-- begin --

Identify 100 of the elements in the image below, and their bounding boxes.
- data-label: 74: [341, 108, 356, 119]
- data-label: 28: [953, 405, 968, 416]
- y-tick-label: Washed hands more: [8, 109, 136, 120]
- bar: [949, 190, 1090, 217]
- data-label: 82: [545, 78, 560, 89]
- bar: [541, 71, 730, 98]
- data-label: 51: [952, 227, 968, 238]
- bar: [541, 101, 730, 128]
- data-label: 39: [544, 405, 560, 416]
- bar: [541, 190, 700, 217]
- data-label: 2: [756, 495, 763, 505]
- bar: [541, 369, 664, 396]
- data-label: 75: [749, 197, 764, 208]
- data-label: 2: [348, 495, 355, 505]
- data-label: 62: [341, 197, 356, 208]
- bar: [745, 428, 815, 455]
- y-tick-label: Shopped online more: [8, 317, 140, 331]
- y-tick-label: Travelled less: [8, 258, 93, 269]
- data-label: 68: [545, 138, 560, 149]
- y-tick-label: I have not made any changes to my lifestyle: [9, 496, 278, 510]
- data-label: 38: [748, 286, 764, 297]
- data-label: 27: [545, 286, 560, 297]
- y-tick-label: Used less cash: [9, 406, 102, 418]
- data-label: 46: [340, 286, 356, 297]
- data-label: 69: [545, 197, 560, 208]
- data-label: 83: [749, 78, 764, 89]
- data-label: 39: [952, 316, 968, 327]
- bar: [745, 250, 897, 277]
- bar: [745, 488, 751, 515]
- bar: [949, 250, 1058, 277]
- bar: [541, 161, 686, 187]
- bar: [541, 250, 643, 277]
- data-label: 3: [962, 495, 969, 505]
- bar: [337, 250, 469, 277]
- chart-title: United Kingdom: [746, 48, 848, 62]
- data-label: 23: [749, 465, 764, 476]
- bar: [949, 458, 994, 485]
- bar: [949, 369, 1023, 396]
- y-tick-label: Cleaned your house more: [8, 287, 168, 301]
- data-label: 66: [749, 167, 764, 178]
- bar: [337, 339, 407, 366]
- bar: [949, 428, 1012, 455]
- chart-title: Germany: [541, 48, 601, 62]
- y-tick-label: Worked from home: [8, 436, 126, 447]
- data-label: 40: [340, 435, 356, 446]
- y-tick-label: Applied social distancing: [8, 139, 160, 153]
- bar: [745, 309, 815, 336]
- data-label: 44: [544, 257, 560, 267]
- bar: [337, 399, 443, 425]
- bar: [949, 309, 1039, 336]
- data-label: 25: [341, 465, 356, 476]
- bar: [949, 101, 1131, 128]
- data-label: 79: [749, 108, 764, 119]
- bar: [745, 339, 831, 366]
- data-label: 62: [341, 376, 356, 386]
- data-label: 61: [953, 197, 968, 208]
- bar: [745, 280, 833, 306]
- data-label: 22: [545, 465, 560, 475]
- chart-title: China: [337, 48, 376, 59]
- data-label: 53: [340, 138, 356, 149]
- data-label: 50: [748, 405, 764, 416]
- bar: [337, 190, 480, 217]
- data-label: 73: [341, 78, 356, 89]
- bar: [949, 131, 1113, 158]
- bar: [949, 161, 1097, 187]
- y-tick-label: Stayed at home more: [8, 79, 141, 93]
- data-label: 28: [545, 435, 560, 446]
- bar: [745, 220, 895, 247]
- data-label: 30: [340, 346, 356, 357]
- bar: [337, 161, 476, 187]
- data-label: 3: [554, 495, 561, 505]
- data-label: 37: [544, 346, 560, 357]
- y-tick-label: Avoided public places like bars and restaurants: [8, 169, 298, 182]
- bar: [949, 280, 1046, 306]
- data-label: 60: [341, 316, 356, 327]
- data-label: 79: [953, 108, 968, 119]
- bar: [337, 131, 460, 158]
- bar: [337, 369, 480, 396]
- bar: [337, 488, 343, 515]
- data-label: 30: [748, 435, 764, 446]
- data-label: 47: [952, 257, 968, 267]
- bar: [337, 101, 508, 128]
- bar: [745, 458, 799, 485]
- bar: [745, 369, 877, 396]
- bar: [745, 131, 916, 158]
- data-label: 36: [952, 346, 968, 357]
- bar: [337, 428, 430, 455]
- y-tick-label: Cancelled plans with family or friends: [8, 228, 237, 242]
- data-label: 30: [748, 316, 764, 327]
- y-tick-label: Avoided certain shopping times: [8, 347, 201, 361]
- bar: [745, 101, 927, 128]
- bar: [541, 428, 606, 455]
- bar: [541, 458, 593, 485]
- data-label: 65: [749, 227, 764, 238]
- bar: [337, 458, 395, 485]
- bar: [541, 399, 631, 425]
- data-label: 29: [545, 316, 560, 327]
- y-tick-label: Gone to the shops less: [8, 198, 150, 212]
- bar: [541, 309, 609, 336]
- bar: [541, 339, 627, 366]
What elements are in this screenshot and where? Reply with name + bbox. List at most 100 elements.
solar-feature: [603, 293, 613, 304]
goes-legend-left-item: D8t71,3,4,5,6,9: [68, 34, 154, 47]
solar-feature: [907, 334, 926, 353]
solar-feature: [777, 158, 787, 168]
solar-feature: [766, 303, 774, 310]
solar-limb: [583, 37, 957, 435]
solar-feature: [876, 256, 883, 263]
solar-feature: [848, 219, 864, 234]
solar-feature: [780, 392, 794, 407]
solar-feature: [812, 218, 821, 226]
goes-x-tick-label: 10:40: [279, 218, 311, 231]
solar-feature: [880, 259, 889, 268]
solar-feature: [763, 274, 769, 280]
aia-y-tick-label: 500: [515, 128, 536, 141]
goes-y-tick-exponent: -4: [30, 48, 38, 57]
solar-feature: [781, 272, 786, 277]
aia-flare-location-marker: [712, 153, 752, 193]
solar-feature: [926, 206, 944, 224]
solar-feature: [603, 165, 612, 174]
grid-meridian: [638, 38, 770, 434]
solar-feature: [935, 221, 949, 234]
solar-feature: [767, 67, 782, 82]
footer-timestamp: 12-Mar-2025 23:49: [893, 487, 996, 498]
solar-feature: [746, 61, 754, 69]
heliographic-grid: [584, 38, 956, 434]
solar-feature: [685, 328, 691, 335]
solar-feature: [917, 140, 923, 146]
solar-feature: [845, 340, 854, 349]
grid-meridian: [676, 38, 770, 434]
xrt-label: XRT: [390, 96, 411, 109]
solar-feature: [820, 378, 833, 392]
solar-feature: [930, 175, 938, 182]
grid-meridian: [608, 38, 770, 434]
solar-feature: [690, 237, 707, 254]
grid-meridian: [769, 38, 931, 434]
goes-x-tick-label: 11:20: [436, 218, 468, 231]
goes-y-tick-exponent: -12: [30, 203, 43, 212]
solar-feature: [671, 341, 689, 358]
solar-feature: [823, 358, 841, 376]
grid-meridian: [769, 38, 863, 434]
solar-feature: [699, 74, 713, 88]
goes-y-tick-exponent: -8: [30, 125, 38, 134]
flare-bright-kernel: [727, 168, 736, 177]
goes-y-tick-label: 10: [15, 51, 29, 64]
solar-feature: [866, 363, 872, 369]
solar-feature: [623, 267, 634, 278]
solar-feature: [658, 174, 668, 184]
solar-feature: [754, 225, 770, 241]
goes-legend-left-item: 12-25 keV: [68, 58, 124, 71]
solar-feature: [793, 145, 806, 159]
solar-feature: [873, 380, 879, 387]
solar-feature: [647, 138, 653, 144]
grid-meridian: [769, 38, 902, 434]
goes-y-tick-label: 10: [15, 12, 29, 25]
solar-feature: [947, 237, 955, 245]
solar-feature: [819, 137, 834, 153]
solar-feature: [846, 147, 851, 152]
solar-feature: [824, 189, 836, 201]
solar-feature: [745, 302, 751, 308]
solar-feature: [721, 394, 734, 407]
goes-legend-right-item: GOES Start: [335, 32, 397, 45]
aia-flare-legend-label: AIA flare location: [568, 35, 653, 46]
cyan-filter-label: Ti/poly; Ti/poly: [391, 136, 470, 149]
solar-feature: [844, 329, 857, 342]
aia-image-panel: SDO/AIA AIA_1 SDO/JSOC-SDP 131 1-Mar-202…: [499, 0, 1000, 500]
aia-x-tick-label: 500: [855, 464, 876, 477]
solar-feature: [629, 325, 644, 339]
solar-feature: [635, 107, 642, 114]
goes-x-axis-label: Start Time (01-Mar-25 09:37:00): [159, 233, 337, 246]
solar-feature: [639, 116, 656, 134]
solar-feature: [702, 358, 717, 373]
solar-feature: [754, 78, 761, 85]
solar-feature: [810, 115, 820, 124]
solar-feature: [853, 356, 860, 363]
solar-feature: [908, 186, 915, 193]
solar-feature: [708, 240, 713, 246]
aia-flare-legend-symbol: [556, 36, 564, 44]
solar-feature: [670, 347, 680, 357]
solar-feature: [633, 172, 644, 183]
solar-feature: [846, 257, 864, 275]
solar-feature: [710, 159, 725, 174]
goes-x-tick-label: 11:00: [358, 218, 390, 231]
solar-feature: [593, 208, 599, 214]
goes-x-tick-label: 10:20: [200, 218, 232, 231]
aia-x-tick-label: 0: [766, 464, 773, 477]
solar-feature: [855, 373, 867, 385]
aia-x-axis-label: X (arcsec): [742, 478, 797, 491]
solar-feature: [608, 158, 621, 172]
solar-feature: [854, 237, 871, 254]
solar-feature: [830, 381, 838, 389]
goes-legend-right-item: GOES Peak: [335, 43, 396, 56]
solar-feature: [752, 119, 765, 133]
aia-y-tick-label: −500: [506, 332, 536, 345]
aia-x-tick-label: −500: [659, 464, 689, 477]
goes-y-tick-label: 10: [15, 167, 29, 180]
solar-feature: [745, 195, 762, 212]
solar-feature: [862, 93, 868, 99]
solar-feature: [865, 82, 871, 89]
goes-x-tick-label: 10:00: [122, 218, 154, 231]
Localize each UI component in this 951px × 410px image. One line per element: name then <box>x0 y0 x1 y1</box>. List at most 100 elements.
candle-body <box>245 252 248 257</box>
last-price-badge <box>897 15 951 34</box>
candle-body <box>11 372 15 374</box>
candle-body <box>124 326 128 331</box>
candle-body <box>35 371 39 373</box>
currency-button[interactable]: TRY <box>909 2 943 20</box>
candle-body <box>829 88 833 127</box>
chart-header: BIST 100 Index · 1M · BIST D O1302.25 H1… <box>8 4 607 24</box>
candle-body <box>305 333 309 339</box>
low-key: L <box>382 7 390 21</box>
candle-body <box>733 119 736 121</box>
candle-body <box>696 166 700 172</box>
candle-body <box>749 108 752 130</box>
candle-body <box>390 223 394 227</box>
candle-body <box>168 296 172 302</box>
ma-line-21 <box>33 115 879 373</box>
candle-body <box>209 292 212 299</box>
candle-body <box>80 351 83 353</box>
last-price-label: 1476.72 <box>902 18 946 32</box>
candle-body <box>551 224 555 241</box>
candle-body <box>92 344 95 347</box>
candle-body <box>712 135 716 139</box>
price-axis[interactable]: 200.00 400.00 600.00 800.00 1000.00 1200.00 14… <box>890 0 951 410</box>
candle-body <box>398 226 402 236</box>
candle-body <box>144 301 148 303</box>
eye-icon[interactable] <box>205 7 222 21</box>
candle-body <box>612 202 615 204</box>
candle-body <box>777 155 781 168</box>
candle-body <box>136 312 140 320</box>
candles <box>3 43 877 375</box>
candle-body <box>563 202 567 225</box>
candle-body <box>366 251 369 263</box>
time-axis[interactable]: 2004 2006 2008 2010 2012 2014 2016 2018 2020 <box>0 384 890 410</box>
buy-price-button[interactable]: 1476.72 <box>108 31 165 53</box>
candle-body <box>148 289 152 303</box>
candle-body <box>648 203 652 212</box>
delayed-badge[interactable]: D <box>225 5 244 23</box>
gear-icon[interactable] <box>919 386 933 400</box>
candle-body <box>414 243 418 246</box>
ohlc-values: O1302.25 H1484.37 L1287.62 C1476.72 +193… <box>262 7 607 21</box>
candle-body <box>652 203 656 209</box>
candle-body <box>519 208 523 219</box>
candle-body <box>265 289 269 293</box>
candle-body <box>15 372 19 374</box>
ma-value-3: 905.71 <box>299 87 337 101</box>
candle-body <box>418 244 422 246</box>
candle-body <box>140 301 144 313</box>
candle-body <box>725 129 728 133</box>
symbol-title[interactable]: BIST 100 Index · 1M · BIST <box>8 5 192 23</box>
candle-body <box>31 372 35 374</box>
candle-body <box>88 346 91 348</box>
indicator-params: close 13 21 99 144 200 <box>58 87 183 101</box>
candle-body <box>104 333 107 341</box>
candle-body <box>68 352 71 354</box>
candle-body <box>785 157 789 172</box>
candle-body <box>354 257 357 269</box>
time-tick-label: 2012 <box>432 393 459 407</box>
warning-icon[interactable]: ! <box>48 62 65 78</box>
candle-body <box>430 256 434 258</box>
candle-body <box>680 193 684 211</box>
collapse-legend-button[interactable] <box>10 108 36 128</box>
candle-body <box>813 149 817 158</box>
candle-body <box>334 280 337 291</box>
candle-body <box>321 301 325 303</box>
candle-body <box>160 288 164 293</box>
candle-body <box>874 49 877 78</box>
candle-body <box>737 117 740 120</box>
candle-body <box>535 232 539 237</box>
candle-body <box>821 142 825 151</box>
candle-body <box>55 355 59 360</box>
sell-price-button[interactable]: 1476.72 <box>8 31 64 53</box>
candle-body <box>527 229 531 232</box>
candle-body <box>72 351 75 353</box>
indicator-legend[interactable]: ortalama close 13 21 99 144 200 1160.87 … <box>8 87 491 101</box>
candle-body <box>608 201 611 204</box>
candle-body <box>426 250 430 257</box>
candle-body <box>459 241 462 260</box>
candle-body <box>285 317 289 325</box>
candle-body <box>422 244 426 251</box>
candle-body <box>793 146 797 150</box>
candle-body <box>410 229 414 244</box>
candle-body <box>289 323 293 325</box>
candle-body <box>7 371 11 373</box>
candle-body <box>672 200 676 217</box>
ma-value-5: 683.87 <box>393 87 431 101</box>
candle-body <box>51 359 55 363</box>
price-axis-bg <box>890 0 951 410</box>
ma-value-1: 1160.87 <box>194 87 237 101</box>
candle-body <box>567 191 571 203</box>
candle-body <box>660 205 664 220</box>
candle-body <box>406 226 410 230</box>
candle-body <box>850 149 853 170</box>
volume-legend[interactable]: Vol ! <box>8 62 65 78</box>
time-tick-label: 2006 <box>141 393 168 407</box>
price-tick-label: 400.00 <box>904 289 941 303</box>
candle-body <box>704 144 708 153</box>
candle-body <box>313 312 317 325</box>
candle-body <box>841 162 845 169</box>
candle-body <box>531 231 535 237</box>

-- end --

◆ Problem requirements
Quote verbatim the stretch of the data above from its very first line through the line that contains "- bar: [541, 190, 700, 217]".

◆ Correct output
Identify 100 of the elements in the image below, and their bounding boxes.
- data-label: 74: [341, 108, 356, 119]
- data-label: 28: [953, 405, 968, 416]
- y-tick-label: Washed hands more: [8, 109, 136, 120]
- bar: [949, 190, 1090, 217]
- data-label: 82: [545, 78, 560, 89]
- bar: [541, 71, 730, 98]
- data-label: 51: [952, 227, 968, 238]
- bar: [541, 101, 730, 128]
- data-label: 39: [544, 405, 560, 416]
- bar: [541, 190, 700, 217]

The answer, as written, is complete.